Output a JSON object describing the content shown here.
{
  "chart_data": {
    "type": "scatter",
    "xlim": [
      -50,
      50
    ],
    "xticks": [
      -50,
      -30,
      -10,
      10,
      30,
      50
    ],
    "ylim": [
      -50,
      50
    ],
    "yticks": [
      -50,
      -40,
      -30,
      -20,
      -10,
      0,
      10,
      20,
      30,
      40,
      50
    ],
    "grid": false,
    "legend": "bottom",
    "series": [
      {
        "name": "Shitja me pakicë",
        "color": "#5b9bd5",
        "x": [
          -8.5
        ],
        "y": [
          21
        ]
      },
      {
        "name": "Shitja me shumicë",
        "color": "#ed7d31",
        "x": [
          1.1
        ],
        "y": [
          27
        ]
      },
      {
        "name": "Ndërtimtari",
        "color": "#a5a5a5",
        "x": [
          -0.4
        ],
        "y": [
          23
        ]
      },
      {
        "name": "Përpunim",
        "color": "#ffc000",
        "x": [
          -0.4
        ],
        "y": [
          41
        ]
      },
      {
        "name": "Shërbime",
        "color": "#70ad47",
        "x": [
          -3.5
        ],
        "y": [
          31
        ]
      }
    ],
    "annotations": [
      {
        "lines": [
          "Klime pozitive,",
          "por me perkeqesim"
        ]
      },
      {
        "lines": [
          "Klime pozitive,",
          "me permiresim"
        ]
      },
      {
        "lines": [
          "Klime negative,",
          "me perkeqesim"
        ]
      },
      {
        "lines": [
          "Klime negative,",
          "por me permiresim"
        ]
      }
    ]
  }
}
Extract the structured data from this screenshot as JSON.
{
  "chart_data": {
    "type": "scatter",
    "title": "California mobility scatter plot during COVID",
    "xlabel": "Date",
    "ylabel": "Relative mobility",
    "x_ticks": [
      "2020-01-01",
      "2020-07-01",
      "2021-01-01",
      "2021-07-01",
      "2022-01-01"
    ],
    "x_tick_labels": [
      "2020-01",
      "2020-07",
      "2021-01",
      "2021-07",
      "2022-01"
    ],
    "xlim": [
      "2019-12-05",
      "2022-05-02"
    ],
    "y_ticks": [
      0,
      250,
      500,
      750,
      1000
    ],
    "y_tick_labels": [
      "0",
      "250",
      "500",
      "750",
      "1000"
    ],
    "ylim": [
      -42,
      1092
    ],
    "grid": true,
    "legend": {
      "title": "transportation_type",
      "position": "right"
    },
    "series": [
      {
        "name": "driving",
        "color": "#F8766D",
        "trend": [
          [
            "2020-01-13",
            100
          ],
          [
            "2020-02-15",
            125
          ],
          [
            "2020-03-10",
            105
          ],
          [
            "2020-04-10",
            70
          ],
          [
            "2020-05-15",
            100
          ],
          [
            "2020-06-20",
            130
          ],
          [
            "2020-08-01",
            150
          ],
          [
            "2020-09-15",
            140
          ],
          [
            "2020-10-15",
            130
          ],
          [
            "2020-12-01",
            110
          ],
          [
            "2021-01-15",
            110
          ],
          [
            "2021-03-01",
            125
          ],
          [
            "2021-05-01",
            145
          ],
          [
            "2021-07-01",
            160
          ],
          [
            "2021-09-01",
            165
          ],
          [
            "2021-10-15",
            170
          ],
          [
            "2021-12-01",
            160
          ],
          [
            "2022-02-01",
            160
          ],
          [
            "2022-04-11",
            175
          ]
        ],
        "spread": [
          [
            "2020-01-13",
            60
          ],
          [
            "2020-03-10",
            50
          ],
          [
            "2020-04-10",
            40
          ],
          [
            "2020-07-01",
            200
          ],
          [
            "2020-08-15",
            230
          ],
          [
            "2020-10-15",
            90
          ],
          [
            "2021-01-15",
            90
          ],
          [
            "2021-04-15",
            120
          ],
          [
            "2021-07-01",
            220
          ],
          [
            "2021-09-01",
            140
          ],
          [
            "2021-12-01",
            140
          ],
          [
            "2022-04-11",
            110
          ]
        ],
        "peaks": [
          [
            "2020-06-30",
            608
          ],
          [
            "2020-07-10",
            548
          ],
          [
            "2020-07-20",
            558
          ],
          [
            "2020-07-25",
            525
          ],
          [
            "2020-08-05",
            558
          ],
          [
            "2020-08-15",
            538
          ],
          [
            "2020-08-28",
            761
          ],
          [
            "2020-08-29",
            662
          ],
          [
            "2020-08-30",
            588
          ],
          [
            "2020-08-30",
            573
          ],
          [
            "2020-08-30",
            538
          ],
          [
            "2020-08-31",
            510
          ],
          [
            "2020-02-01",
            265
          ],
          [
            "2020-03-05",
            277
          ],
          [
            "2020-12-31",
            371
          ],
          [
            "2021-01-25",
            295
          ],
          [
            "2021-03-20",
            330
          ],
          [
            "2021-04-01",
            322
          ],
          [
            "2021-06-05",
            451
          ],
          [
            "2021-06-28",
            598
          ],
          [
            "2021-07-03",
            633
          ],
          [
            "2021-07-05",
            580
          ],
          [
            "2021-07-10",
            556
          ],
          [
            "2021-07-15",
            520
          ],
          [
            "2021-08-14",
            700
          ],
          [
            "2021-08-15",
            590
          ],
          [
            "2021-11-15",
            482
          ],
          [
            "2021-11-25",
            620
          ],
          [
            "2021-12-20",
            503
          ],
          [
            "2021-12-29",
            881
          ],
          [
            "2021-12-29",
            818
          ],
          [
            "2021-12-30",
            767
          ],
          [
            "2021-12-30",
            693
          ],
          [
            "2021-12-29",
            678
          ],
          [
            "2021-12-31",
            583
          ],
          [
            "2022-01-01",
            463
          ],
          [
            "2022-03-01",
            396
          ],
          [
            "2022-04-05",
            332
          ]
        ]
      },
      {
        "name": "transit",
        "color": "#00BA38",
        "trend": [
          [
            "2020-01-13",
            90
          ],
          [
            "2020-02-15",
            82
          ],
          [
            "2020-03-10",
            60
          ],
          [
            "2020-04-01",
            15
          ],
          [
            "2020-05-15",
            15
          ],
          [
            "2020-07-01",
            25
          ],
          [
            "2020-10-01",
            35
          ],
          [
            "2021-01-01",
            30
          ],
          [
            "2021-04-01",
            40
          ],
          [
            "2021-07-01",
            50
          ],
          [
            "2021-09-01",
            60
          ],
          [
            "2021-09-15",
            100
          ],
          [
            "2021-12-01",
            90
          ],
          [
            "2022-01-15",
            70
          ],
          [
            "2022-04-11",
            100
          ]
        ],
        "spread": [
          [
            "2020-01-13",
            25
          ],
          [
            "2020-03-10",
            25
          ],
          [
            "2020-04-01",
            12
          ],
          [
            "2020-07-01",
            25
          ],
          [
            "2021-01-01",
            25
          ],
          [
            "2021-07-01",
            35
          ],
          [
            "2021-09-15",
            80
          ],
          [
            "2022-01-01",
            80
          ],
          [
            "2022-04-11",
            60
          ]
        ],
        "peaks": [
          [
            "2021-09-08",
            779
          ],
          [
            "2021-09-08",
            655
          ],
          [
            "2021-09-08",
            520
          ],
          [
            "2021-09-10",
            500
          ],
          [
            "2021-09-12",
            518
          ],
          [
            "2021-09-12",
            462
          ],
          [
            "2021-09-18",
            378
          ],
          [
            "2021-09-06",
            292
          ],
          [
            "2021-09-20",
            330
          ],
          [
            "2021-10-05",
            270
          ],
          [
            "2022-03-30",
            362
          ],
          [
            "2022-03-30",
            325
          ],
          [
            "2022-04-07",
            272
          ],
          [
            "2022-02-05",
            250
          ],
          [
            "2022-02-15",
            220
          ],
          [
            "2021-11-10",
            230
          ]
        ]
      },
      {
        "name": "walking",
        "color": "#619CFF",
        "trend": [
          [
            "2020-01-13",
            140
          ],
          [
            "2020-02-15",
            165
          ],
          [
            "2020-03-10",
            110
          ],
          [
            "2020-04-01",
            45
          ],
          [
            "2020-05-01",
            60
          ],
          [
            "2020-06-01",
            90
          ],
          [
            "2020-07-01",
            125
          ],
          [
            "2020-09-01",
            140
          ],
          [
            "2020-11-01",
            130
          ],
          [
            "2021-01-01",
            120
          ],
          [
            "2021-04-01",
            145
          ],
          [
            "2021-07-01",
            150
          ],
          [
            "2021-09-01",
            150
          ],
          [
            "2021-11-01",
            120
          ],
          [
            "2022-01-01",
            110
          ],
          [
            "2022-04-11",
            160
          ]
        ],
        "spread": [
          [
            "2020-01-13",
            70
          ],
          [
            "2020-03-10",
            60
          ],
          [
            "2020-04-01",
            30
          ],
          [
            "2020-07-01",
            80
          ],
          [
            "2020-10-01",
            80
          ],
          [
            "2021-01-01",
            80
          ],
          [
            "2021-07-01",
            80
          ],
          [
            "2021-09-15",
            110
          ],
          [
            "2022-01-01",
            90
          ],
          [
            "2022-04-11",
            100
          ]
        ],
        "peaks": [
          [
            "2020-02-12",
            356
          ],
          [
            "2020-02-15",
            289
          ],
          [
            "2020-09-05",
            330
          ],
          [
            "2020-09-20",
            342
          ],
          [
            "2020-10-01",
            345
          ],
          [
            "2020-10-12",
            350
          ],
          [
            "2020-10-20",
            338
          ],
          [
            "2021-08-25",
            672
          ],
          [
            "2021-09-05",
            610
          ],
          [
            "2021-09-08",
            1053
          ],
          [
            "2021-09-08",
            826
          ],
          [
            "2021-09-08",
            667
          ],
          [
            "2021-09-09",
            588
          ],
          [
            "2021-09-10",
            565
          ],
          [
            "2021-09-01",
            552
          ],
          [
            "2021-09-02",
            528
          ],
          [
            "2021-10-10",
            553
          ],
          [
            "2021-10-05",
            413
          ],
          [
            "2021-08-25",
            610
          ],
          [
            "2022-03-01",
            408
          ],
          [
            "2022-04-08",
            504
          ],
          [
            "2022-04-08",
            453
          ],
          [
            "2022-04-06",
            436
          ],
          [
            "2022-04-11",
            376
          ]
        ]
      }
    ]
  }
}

---

DIRECTIONS FOR THIS TASK: Copy each line of the listing that includes "JSON".

THE RESULT:
Output a JSON object describing the content shown here.
Extract the structured data from this screenshot as JSON.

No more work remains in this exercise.